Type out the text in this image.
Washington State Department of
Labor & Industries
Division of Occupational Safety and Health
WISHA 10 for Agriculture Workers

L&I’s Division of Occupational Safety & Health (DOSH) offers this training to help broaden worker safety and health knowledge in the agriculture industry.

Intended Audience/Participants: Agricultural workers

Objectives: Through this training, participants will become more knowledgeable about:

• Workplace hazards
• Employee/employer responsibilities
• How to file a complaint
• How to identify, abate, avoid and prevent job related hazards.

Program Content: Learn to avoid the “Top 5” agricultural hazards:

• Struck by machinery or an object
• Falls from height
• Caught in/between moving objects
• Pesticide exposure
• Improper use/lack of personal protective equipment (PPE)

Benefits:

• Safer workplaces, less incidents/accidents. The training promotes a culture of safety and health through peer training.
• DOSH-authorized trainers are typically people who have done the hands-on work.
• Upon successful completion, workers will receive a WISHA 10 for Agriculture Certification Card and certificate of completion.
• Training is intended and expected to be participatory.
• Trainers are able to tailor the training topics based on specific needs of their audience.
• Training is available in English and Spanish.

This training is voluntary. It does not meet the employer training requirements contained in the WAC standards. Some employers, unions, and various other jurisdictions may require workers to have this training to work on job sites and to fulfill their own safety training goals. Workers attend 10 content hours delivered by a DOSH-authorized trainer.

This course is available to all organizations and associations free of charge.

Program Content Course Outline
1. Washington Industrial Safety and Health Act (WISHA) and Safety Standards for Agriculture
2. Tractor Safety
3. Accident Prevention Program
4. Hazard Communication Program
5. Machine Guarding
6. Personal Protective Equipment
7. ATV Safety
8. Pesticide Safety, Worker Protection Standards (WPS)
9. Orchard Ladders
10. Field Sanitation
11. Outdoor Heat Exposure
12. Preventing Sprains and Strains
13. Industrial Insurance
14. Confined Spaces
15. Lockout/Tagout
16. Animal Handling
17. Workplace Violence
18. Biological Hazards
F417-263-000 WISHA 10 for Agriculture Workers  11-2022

——————————

Output all of the data again. Match it exactly.

Type out the text in this image.
Washington State Department of
Labor & Industries
Division of Occupational Safety and Health
WISHA 10 for Agriculture Workers

L&I’s Division of Occupational Safety & Health (DOSH) offers this training to help broaden worker safety and health knowledge in the agriculture industry.

Intended Audience/Participants: Agricultural workers

Objectives: Through this training, participants will become more knowledgeable about:

• Workplace hazards
• Employee/employer responsibilities
• How to file a complaint
• How to identify, abate, avoid and prevent job related hazards.

Program Content: Learn to avoid the “Top 5” agricultural hazards:

• Struck by machinery or an object
• Falls from height
• Caught in/between moving objects
• Pesticide exposure
• Improper use/lack of personal protective equipment (PPE)

Benefits:

• Safer workplaces, less incidents/accidents. The training promotes a culture of safety and health through peer training.
• DOSH-authorized trainers are typically people who have done the hands-on work.
• Upon successful completion, workers will receive a WISHA 10 for Agriculture Certification Card and certificate of completion.
• Training is intended and expected to be participatory.
• Trainers are able to tailor the training topics based on specific needs of their audience.
• Training is available in English and Spanish.

This training is voluntary. It does not meet the employer training requirements contained in the WAC standards. Some employers, unions, and various other jurisdictions may require workers to have this training to work on job sites and to fulfill their own safety training goals. Workers attend 10 content hours delivered by a DOSH-authorized trainer.

This course is available to all organizations and associations free of charge.

Program Content Course Outline
1. Washington Industrial Safety and Health Act (WISHA) and Safety Standards for Agriculture
2. Tractor Safety
3. Accident Prevention Program
4. Hazard Communication Program
5. Machine Guarding
6. Personal Protective Equipment
7. ATV Safety
8. Pesticide Safety, Worker Protection Standards (WPS)
9. Orchard Ladders
10. Field Sanitation
11. Outdoor Heat Exposure
12. Preventing Sprains and Strains
13. Industrial Insurance
14. Confined Spaces
15. Lockout/Tagout
16. Animal Handling
17. Workplace Violence
18. Biological Hazards
F417-263-000 WISHA 10 for Agriculture Workers  11-2022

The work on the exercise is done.